# Task prompt:
State how many lines in the entries contain the string "Abril". Case counts. Reply with the number only.

[Spatial layout data]
------------------------------------------------------------

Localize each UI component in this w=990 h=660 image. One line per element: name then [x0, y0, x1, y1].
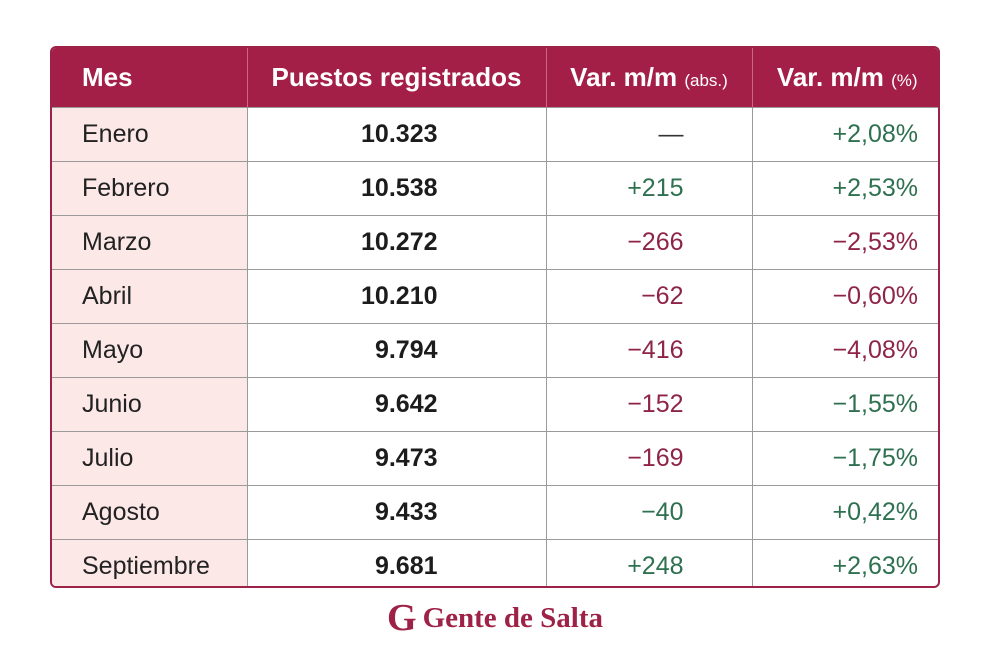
cell-puestos: 10.210	[247, 269, 547, 324]
cell-var-abs: —	[546, 107, 753, 162]
cell-puestos: 10.272	[247, 215, 547, 270]
cell-var-pct: −4,08%	[752, 323, 938, 378]
header-mes: Mes	[52, 48, 248, 108]
header-var-pct: Var. m/m (%)	[752, 48, 938, 108]
cell-mes: Septiembre	[52, 539, 248, 586]
header-var-pct-label: Var. m/m	[776, 62, 884, 92]
header-var-abs: Var. m/m (abs.)	[546, 48, 753, 108]
cell-mes: Junio	[52, 377, 248, 432]
logo-g-mark: G	[387, 597, 417, 639]
data-table-container: Mes Puestos registrados Var. m/m (abs.) …	[50, 46, 940, 588]
cell-puestos: 10.323	[247, 107, 547, 162]
cell-var-abs: −416	[546, 323, 753, 378]
table-row: Enero 10.323— +2,08%	[52, 107, 938, 162]
cell-puestos: 9.642	[247, 377, 547, 432]
cell-var-abs: +248	[546, 539, 753, 586]
header-puestos: Puestos registrados	[247, 48, 547, 108]
header-var-abs-unit: (abs.)	[684, 71, 728, 90]
table-row: Agosto 9.433 −40 +0,42%	[52, 485, 938, 540]
cell-var-pct: +2,08%	[752, 107, 938, 162]
employment-table: Mes Puestos registrados Var. m/m (abs.) …	[52, 48, 938, 586]
cell-puestos: 9.473	[247, 431, 547, 486]
cell-puestos: 9.433	[247, 485, 547, 540]
cell-var-abs: −169	[546, 431, 753, 486]
cell-var-pct: −0,60%	[752, 269, 938, 324]
table-row: Septiembre 9.681 +248 +2,63%	[52, 539, 938, 586]
cell-var-pct: +2,53%	[752, 161, 938, 216]
logo-text: Gente de Salta	[422, 601, 603, 634]
table-row: Febrero 10.538 +215 +2,53%	[52, 161, 938, 216]
brand-logo: G Gente de Salta	[0, 596, 990, 640]
cell-var-abs: −266	[546, 215, 753, 270]
header-var-pct-unit: (%)	[891, 71, 918, 90]
header-var-abs-label: Var. m/m	[570, 62, 678, 92]
table-body: Enero 10.323— +2,08% Febrero 10.538 +215 +2,53…	[52, 107, 938, 586]
table-header-row: Mes Puestos registrados Var. m/m (abs.) …	[52, 48, 938, 108]
cell-var-pct: −2,53%	[752, 215, 938, 270]
cell-var-abs: −62	[546, 269, 753, 324]
cell-var-pct: −1,55%	[752, 377, 938, 432]
cell-var-pct: +2,63%	[752, 539, 938, 586]
cell-mes: Enero	[52, 107, 248, 162]
table-row: Marzo 10.272 −266 −2,53%	[52, 215, 938, 270]
cell-mes: Agosto	[52, 485, 248, 540]
cell-mes: Mayo	[52, 323, 248, 378]
table-row: Mayo 9.794 −416 −4,08%	[52, 323, 938, 378]
cell-mes: Febrero	[52, 161, 248, 216]
cell-puestos: 10.538	[247, 161, 547, 216]
table-row: Abril 10.210 −62 −0,60%	[52, 269, 938, 324]
cell-puestos: 9.681	[247, 539, 547, 586]
cell-mes: Abril	[52, 269, 248, 324]
cell-var-pct: +0,42%	[752, 485, 938, 540]
cell-var-pct: −1,75%	[752, 431, 938, 486]
cell-var-abs: +215	[546, 161, 753, 216]
cell-mes: Marzo	[52, 215, 248, 270]
table-row: Julio 9.473 −169 −1,75%	[52, 431, 938, 486]
cell-mes: Julio	[52, 431, 248, 486]
cell-var-abs: −40	[546, 485, 753, 540]
cell-var-abs: −152	[546, 377, 753, 432]
cell-puestos: 9.794	[247, 323, 547, 378]
table-row: Junio 9.642 −152 −1,55%	[52, 377, 938, 432]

------------------------------------------------------------

# Solution to the exercise:
2